═════ LISTED RECORDS

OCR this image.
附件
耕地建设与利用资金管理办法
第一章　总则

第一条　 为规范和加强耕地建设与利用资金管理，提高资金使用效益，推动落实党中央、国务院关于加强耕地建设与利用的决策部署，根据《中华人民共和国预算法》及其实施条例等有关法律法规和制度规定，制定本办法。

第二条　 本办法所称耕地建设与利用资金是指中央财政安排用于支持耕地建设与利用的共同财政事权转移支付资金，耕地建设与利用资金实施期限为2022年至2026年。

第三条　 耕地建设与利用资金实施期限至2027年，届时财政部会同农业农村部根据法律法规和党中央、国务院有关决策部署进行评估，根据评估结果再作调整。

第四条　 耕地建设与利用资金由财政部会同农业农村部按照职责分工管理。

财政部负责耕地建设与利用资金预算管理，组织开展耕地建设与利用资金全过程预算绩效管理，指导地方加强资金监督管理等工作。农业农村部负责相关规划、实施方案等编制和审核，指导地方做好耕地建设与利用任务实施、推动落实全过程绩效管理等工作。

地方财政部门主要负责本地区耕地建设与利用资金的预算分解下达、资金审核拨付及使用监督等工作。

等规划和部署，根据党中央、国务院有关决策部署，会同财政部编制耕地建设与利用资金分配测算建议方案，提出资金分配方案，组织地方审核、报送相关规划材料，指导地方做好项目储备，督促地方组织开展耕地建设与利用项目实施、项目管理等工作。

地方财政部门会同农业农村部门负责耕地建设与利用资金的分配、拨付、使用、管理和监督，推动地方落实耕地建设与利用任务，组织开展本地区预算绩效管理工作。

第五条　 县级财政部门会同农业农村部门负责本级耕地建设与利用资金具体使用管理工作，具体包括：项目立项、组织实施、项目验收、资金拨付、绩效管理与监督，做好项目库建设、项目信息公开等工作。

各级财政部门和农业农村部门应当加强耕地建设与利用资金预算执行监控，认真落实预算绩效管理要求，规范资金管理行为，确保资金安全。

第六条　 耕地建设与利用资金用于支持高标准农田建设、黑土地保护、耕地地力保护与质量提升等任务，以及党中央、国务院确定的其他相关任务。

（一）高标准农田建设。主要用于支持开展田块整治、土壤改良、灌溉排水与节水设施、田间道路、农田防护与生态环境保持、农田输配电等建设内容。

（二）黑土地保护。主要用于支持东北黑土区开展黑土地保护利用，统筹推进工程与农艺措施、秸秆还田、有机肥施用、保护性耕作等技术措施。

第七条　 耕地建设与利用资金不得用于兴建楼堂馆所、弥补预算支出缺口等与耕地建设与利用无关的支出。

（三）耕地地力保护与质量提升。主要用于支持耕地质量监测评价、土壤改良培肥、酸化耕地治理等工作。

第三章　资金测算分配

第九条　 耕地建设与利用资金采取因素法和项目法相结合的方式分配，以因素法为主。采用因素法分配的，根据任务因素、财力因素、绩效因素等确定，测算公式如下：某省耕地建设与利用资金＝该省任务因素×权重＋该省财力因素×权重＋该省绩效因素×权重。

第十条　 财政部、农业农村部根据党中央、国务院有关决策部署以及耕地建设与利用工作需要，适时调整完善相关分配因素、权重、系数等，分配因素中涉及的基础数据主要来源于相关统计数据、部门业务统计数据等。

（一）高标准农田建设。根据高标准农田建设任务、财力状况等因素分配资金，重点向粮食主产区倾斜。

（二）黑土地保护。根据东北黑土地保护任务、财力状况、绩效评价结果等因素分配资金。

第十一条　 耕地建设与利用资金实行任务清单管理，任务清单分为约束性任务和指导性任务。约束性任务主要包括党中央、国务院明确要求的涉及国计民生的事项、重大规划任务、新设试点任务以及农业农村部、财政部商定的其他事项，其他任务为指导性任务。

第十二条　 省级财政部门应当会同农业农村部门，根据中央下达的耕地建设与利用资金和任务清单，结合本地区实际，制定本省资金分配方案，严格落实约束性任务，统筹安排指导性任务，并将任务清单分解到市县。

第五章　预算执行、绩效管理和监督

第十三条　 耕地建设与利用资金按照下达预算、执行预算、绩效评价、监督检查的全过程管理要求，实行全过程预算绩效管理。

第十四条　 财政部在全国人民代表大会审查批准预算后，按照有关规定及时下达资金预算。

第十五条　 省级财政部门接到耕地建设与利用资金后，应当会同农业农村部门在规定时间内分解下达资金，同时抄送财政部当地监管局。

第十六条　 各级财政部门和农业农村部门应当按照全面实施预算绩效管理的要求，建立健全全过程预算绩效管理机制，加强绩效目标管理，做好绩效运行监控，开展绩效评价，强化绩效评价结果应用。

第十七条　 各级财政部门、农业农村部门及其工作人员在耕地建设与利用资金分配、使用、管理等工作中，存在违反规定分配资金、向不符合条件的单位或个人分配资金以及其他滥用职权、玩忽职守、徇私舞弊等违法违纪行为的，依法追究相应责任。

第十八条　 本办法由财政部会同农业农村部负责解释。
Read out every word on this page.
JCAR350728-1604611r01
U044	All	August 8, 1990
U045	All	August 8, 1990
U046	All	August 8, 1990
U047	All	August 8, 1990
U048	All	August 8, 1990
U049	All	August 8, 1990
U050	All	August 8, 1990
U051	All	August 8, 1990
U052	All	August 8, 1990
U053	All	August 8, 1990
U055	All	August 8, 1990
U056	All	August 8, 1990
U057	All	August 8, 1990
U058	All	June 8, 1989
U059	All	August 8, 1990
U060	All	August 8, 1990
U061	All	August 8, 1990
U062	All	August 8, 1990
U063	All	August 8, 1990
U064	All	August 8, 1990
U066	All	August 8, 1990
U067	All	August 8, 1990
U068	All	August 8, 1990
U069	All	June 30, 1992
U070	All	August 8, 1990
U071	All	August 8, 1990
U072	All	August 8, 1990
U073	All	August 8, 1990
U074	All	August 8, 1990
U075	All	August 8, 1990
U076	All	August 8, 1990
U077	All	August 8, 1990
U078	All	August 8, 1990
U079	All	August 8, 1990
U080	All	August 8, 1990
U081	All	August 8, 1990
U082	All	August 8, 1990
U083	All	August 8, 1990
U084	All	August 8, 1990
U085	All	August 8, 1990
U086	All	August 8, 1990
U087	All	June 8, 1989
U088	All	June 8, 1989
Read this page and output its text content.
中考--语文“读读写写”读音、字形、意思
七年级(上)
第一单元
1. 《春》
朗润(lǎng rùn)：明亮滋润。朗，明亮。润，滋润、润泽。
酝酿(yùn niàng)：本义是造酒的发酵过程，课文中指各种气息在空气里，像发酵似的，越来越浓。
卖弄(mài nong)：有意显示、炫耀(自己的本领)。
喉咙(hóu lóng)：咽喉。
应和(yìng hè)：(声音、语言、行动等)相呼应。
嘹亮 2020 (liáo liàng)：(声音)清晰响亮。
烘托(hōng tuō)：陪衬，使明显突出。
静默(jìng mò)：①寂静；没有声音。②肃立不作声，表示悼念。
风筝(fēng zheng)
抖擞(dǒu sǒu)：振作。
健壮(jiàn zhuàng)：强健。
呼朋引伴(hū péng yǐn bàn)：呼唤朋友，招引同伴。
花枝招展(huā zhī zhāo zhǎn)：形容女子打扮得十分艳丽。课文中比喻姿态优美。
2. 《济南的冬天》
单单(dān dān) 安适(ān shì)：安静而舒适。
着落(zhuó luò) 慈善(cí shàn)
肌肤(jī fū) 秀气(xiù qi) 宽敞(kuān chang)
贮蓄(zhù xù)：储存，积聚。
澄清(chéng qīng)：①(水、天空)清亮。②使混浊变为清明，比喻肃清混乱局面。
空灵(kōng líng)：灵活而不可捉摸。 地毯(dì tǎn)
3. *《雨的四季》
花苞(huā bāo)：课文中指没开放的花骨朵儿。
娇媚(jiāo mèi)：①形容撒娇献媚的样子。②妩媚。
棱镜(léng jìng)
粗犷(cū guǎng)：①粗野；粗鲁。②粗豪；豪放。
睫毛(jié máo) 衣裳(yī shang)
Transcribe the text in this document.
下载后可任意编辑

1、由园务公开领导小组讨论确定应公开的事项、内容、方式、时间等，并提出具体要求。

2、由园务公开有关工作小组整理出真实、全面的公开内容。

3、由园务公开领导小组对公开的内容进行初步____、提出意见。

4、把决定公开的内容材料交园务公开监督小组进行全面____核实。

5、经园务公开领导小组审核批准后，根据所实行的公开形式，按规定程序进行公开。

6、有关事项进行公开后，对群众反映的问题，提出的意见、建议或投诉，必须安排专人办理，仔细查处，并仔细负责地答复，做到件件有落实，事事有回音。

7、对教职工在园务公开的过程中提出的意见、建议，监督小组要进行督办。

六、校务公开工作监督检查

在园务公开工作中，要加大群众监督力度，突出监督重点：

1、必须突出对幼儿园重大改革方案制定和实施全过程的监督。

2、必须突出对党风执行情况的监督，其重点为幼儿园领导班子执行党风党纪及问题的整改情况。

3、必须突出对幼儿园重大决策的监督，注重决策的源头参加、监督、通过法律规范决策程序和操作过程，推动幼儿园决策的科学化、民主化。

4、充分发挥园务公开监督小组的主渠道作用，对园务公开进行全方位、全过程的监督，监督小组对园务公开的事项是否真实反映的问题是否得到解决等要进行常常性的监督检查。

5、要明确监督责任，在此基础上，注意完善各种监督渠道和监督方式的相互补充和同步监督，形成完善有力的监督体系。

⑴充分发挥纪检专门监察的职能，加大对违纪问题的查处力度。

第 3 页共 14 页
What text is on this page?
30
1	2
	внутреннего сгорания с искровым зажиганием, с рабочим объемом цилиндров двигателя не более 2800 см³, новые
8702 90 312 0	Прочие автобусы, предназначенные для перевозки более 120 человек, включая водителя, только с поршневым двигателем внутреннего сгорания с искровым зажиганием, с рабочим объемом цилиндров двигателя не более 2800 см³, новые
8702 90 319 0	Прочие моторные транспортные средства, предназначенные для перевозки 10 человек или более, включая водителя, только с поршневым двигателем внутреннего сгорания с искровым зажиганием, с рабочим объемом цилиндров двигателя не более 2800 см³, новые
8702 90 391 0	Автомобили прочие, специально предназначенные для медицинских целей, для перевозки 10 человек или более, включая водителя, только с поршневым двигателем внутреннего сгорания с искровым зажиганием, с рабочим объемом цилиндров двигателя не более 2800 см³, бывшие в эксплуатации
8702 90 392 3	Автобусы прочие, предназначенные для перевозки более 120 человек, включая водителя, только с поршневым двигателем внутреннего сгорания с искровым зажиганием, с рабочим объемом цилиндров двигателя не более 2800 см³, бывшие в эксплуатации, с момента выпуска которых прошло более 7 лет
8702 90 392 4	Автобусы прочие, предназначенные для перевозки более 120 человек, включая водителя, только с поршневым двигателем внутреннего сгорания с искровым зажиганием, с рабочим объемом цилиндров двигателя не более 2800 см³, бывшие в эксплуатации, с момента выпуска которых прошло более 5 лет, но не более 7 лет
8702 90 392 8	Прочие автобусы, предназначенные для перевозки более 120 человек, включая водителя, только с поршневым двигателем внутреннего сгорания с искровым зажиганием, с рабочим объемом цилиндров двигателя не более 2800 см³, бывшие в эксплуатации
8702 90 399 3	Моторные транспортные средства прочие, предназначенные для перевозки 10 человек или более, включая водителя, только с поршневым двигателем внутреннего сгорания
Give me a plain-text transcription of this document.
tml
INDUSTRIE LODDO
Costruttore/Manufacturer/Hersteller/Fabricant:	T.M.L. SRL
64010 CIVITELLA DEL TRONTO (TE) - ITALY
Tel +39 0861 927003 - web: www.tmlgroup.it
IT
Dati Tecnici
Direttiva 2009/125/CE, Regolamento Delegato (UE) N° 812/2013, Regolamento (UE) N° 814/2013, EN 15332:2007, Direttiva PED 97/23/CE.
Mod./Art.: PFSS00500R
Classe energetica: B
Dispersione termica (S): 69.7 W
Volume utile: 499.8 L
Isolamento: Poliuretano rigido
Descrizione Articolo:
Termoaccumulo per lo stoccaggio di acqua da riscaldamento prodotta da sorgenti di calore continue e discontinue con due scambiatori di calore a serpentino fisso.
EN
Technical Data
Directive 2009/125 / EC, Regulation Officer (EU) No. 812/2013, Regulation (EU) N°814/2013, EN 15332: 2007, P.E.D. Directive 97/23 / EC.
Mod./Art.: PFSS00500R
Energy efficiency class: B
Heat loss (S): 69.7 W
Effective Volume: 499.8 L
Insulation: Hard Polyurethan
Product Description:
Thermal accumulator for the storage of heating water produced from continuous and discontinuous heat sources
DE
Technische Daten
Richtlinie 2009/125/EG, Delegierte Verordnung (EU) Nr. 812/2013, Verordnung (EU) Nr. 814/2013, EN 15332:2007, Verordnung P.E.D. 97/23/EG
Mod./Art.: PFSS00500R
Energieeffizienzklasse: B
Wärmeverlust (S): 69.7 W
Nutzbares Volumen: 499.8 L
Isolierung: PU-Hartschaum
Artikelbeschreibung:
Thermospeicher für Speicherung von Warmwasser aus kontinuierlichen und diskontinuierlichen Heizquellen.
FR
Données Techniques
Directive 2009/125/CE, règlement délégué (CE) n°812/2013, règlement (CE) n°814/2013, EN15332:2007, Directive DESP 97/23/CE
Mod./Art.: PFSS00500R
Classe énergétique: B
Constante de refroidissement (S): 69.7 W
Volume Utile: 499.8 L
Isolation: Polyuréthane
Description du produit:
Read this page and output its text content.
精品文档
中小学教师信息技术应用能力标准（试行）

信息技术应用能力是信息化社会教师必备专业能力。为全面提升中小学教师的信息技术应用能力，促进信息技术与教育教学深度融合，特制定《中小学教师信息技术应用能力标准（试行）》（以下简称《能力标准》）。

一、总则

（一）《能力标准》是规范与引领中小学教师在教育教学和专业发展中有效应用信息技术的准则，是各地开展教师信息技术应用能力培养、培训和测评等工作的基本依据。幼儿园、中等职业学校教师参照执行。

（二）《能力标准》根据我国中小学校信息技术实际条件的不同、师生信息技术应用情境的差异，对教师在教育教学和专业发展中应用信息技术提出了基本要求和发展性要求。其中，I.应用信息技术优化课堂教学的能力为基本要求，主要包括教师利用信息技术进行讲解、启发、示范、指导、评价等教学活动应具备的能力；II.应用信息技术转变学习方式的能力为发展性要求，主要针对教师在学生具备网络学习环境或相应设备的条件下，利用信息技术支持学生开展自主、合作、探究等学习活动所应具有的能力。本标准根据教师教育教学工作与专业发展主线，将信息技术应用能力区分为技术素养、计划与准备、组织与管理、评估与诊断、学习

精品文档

══════════

**PROBLEM DETAILS:**
Say how many lines of the data include the string "Description". Nothing other than the number should be given.

**TASK ANSWER:**
2